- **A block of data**
——
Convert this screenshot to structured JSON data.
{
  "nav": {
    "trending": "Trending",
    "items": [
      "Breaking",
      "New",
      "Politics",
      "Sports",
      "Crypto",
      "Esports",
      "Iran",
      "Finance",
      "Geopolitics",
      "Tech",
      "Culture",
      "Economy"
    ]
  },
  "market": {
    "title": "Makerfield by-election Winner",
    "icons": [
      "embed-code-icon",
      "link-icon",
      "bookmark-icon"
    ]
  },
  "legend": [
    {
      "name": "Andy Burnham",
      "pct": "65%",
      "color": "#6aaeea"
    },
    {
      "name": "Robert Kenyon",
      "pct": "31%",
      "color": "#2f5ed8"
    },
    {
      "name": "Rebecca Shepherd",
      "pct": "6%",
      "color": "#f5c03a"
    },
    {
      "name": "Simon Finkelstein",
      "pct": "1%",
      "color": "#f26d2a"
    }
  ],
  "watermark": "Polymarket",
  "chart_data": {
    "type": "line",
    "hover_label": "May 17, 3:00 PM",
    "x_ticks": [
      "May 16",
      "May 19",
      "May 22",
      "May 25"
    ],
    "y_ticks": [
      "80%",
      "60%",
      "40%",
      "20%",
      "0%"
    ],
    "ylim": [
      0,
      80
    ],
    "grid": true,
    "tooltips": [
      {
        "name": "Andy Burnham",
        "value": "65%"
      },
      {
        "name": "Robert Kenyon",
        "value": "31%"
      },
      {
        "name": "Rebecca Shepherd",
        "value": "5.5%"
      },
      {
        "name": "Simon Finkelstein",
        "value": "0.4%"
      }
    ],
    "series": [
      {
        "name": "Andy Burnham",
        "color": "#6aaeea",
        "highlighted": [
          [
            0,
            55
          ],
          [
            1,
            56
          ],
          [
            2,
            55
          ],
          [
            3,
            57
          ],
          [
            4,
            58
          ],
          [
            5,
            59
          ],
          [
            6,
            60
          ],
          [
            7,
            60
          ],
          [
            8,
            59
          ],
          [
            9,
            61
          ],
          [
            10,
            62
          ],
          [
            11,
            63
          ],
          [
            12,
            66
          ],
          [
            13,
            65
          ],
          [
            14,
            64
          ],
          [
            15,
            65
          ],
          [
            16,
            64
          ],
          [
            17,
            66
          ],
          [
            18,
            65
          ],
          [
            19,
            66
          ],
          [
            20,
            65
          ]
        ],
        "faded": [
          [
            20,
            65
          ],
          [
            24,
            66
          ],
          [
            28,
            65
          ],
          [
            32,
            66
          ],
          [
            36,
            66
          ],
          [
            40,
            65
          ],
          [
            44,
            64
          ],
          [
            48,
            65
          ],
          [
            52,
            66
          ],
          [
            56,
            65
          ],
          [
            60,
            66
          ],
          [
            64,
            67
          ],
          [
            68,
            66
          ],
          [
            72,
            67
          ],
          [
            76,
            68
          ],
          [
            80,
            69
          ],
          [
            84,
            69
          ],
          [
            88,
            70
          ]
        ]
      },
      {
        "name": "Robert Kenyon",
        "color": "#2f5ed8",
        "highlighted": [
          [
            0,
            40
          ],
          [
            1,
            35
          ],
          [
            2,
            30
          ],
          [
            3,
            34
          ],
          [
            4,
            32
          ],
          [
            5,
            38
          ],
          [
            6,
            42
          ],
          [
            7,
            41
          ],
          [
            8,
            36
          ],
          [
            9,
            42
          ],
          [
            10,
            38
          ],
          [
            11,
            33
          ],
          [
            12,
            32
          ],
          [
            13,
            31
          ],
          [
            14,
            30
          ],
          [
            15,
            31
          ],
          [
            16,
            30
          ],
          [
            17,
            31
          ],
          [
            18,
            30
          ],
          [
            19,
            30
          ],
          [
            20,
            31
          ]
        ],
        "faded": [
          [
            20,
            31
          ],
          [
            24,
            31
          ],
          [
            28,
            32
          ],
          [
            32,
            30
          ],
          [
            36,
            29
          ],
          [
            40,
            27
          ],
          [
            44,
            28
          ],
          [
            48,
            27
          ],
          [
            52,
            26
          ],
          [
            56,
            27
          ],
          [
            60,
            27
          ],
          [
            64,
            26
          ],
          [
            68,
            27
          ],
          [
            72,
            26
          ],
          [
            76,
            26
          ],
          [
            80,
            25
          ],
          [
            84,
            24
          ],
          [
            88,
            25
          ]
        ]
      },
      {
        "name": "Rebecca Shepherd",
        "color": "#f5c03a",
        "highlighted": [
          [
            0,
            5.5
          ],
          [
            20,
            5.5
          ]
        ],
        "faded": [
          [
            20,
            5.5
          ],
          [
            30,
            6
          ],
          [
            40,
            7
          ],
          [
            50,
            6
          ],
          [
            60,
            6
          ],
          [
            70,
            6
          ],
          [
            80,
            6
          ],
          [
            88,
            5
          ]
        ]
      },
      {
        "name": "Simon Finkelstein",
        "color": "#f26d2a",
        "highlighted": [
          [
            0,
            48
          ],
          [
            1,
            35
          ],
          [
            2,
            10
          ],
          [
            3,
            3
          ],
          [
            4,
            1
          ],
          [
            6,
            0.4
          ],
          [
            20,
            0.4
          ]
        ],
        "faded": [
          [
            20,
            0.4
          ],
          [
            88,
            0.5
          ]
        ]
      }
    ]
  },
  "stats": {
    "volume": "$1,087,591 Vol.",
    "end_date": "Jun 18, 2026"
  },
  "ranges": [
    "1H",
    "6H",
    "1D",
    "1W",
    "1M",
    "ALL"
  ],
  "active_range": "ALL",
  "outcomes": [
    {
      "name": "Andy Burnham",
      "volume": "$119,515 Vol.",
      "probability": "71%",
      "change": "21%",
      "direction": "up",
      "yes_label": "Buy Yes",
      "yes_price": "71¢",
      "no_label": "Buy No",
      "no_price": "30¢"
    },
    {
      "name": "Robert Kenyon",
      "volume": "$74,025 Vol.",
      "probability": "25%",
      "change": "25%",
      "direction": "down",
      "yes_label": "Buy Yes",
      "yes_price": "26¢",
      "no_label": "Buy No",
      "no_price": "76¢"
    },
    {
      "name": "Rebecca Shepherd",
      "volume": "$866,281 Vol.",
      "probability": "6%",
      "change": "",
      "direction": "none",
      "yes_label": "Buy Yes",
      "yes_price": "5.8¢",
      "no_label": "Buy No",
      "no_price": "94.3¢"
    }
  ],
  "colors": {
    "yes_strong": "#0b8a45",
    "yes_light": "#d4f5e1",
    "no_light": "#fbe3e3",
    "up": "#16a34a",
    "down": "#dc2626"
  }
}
——
- **TASK STATEMENT**
Write out the data exactly as it stands.

- **ANSWER FOR THIS EXERCISE**
Convert this screenshot to structured JSON data.
{
  "nav": {
    "trending": "Trending",
    "items": [
      "Breaking",
      "New",
      "Politics",
      "Sports",
      "Crypto",
      "Esports",
      "Iran",
      "Finance",
      "Geopolitics",
      "Tech",
      "Culture",
      "Economy"
    ]
  },
  "market": {
    "title": "Makerfield by-election Winner",
    "icons": [
      "embed-code-icon",
      "link-icon",
      "bookmark-icon"
    ]
  },
  "legend": [
    {
      "name": "Andy Burnham",
      "pct": "65%",
      "color": "#6aaeea"
    },
    {
      "name": "Robert Kenyon",
      "pct": "31%",
      "color": "#2f5ed8"
    },
    {
      "name": "Rebecca Shepherd",
      "pct": "6%",
      "color": "#f5c03a"
    },
    {
      "name": "Simon Finkelstein",
      "pct": "1%",
      "color": "#f26d2a"
    }
  ],
  "watermark": "Polymarket",
  "chart_data": {
    "type": "line",
    "hover_label": "May 17, 3:00 PM",
    "x_ticks": [
      "May 16",
      "May 19",
      "May 22",
      "May 25"
    ],
    "y_ticks": [
      "80%",
      "60%",
      "40%",
      "20%",
      "0%"
    ],
    "ylim": [
      0,
      80
    ],
    "grid": true,
    "tooltips": [
      {
        "name": "Andy Burnham",
        "value": "65%"
      },
      {
        "name": "Robert Kenyon",
        "value": "31%"
      },
      {
        "name": "Rebecca Shepherd",
        "value": "5.5%"
      },
      {
        "name": "Simon Finkelstein",
        "value": "0.4%"
      }
    ],
    "series": [
      {
        "name": "Andy Burnham",
        "color": "#6aaeea",
        "highlighted": [
          [
            0,
            55
          ],
          [
            1,
            56
          ],
          [
            2,
            55
          ],
          [
            3,
            57
          ],
          [
            4,
            58
          ],
          [
            5,
            59
          ],
          [
            6,
            60
          ],
          [
            7,
            60
          ],
          [
            8,
            59
          ],
          [
            9,
            61
          ],
          [
            10,
            62
          ],
          [
            11,
            63
          ],
          [
            12,
            66
          ],
          [
            13,
            65
          ],
          [
            14,
            64
          ],
          [
            15,
            65
          ],
          [
            16,
            64
          ],
          [
            17,
            66
          ],
          [
            18,
            65
          ],
          [
            19,
            66
          ],
          [
            20,
            65
          ]
        ],
        "faded": [
          [
            20,
            65
          ],
          [
            24,
            66
          ],
          [
            28,
            65
          ],
          [
            32,
            66
          ],
          [
            36,
            66
          ],
          [
            40,
            65
          ],
          [
            44,
            64
          ],
          [
            48,
            65
          ],
          [
            52,
            66
          ],
          [
            56,
            65
          ],
          [
            60,
            66
          ],
          [
            64,
            67
          ],
          [
            68,
            66
          ],
          [
            72,
            67
          ],
          [
            76,
            68
          ],
          [
            80,
            69
          ],
          [
            84,
            69
          ],
          [
            88,
            70
          ]
        ]
      },
      {
        "name": "Robert Kenyon",
        "color": "#2f5ed8",
        "highlighted": [
          [
            0,
            40
          ],
          [
            1,
            35
          ],
          [
            2,
            30
          ],
          [
            3,
            34
          ],
          [
            4,
            32
          ],
          [
            5,
            38
          ],
          [
            6,
            42
          ],
          [
            7,
            41
          ],
          [
            8,
            36
          ],
          [
            9,
            42
          ],
          [
            10,
            38
          ],
          [
            11,
            33
          ],
          [
            12,
            32
          ],
          [
            13,
            31
          ],
          [
            14,
            30
          ],
          [
            15,
            31
          ],
          [
            16,
            30
          ],
          [
            17,
            31
          ],
          [
            18,
            30
          ],
          [
            19,
            30
          ],
          [
            20,
            31
          ]
        ],
        "faded": [
          [
            20,
            31
          ],
          [
            24,
            31
          ],
          [
            28,
            32
          ],
          [
            32,
            30
          ],
          [
            36,
            29
          ],
          [
            40,
            27
          ],
          [
            44,
            28
          ],
          [
            48,
            27
          ],
          [
            52,
            26
          ],
          [
            56,
            27
          ],
          [
            60,
            27
          ],
          [
            64,
            26
          ],
          [
            68,
            27
          ],
          [
            72,
            26
          ],
          [
            76,
            26
          ],
          [
            80,
            25
          ],
          [
            84,
            24
          ],
          [
            88,
            25
          ]
        ]
      },
      {
        "name": "Rebecca Shepherd",
        "color": "#f5c03a",
        "highlighted": [
          [
            0,
            5.5
          ],
          [
            20,
            5.5
          ]
        ],
        "faded": [
          [
            20,
            5.5
          ],
          [
            30,
            6
          ],
          [
            40,
            7
          ],
          [
            50,
            6
          ],
          [
            60,
            6
          ],
          [
            70,
            6
          ],
          [
            80,
            6
          ],
          [
            88,
            5
          ]
        ]
      },
      {
        "name": "Simon Finkelstein",
        "color": "#f26d2a",
        "highlighted": [
          [
            0,
            48
          ],
          [
            1,
            35
          ],
          [
            2,
            10
          ],
          [
            3,
            3
          ],
          [
            4,
            1
          ],
          [
            6,
            0.4
          ],
          [
            20,
            0.4
          ]
        ],
        "faded": [
          [
            20,
            0.4
          ],
          [
            88,
            0.5
          ]
        ]
      }
    ]
  },
  "stats": {
    "volume": "$1,087,591 Vol.",
    "end_date": "Jun 18, 2026"
  },
  "ranges": [
    "1H",
    "6H",
    "1D",
    "1W",
    "1M",
    "ALL"
  ],
  "active_range": "ALL",
  "outcomes": [
    {
      "name": "Andy Burnham",
      "volume": "$119,515 Vol.",
      "probability": "71%",
      "change": "21%",
      "direction": "up",
      "yes_label": "Buy Yes",
      "yes_price": "71¢",
      "no_label": "Buy No",
      "no_price": "30¢"
    },
    {
      "name": "Robert Kenyon",
      "volume": "$74,025 Vol.",
      "probability": "25%",
      "change": "25%",
      "direction": "down",
      "yes_label": "Buy Yes",
      "yes_price": "26¢",
      "no_label": "Buy No",
      "no_price": "76¢"
    },
    {
      "name": "Rebecca Shepherd",
      "volume": "$866,281 Vol.",
      "probability": "6%",
      "change": "",
      "direction": "none",
      "yes_label": "Buy Yes",
      "yes_price": "5.8¢",
      "no_label": "Buy No",
      "no_price": "94.3¢"
    }
  ],
  "colors": {
    "yes_strong": "#0b8a45",
    "yes_light": "#d4f5e1",
    "no_light": "#fbe3e3",
    "up": "#16a34a",
    "down": "#dc2626"
  }
}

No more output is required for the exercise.